Stored data entries:
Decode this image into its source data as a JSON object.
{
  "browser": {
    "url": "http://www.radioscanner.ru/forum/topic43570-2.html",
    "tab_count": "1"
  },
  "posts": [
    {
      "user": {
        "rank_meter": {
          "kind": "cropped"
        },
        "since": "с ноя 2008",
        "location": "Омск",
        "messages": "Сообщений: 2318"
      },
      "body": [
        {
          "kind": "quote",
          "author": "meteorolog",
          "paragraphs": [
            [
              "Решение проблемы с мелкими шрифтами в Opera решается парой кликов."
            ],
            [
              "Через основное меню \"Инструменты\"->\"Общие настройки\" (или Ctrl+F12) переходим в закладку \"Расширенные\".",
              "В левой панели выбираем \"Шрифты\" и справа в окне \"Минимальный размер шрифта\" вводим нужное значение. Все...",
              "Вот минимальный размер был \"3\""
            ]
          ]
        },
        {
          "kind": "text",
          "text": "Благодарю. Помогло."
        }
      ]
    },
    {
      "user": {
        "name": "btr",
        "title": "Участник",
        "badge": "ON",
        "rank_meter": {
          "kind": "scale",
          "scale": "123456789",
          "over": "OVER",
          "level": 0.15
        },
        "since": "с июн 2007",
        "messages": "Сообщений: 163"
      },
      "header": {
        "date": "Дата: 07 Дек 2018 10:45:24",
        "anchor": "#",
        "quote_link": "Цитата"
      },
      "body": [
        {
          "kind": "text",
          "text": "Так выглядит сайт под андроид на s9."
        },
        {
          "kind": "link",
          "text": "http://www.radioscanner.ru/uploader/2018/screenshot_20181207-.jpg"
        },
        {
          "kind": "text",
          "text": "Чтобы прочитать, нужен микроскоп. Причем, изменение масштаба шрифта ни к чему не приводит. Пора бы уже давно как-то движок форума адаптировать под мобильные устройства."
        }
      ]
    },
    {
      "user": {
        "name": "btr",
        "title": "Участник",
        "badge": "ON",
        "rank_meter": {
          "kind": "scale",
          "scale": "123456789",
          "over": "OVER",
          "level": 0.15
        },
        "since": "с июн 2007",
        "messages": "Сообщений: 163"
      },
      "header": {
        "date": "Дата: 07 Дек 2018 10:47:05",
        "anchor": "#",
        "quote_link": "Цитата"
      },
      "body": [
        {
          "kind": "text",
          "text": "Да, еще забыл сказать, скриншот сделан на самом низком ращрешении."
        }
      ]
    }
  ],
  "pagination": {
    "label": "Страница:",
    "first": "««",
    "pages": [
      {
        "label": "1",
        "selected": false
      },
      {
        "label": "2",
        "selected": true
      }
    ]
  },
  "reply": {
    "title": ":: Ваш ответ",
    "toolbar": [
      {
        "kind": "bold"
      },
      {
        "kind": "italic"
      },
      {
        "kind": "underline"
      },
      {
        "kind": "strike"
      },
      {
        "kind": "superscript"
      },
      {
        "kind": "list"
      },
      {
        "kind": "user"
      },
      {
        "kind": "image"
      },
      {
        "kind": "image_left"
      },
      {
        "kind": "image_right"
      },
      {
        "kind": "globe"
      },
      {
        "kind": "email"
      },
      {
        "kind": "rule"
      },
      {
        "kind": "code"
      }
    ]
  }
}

Task statement » Reproduce the entries above exactly.

Answer for the task »
Decode this image into its source data as a JSON object.
{
  "browser": {
    "url": "http://www.radioscanner.ru/forum/topic43570-2.html",
    "tab_count": "1"
  },
  "posts": [
    {
      "user": {
        "rank_meter": {
          "kind": "cropped"
        },
        "since": "с ноя 2008",
        "location": "Омск",
        "messages": "Сообщений: 2318"
      },
      "body": [
        {
          "kind": "quote",
          "author": "meteorolog",
          "paragraphs": [
            [
              "Решение проблемы с мелкими шрифтами в Opera решается парой кликов."
            ],
            [
              "Через основное меню \"Инструменты\"->\"Общие настройки\" (или Ctrl+F12) переходим в закладку \"Расширенные\".",
              "В левой панели выбираем \"Шрифты\" и справа в окне \"Минимальный размер шрифта\" вводим нужное значение. Все...",
              "Вот минимальный размер был \"3\""
            ]
          ]
        },
        {
          "kind": "text",
          "text": "Благодарю. Помогло."
        }
      ]
    },
    {
      "user": {
        "name": "btr",
        "title": "Участник",
        "badge": "ON",
        "rank_meter": {
          "kind": "scale",
          "scale": "123456789",
          "over": "OVER",
          "level": 0.15
        },
        "since": "с июн 2007",
        "messages": "Сообщений: 163"
      },
      "header": {
        "date": "Дата: 07 Дек 2018 10:45:24",
        "anchor": "#",
        "quote_link": "Цитата"
      },
      "body": [
        {
          "kind": "text",
          "text": "Так выглядит сайт под андроид на s9."
        },
        {
          "kind": "link",
          "text": "http://www.radioscanner.ru/uploader/2018/screenshot_20181207-.jpg"
        },
        {
          "kind": "text",
          "text": "Чтобы прочитать, нужен микроскоп. Причем, изменение масштаба шрифта ни к чему не приводит. Пора бы уже давно как-то движок форума адаптировать под мобильные устройства."
        }
      ]
    },
    {
      "user": {
        "name": "btr",
        "title": "Участник",
        "badge": "ON",
        "rank_meter": {
          "kind": "scale",
          "scale": "123456789",
          "over": "OVER",
          "level": 0.15
        },
        "since": "с июн 2007",
        "messages": "Сообщений: 163"
      },
      "header": {
        "date": "Дата: 07 Дек 2018 10:47:05",
        "anchor": "#",
        "quote_link": "Цитата"
      },
      "body": [
        {
          "kind": "text",
          "text": "Да, еще забыл сказать, скриншот сделан на самом низком ращрешении."
        }
      ]
    }
  ],
  "pagination": {
    "label": "Страница:",
    "first": "««",
    "pages": [
      {
        "label": "1",
        "selected": false
      },
      {
        "label": "2",
        "selected": true
      }
    ]
  },
  "reply": {
    "title": ":: Ваш ответ",
    "toolbar": [
      {
        "kind": "bold"
      },
      {
        "kind": "italic"
      },
      {
        "kind": "underline"
      },
      {
        "kind": "strike"
      },
      {
        "kind": "superscript"
      },
      {
        "kind": "list"
      },
      {
        "kind": "user"
      },
      {
        "kind": "image"
      },
      {
        "kind": "image_left"
      },
      {
        "kind": "image_right"
      },
      {
        "kind": "globe"
      },
      {
        "kind": "email"
      },
      {
        "kind": "rule"
      },
      {
        "kind": "code"
      }
    ]
  }
}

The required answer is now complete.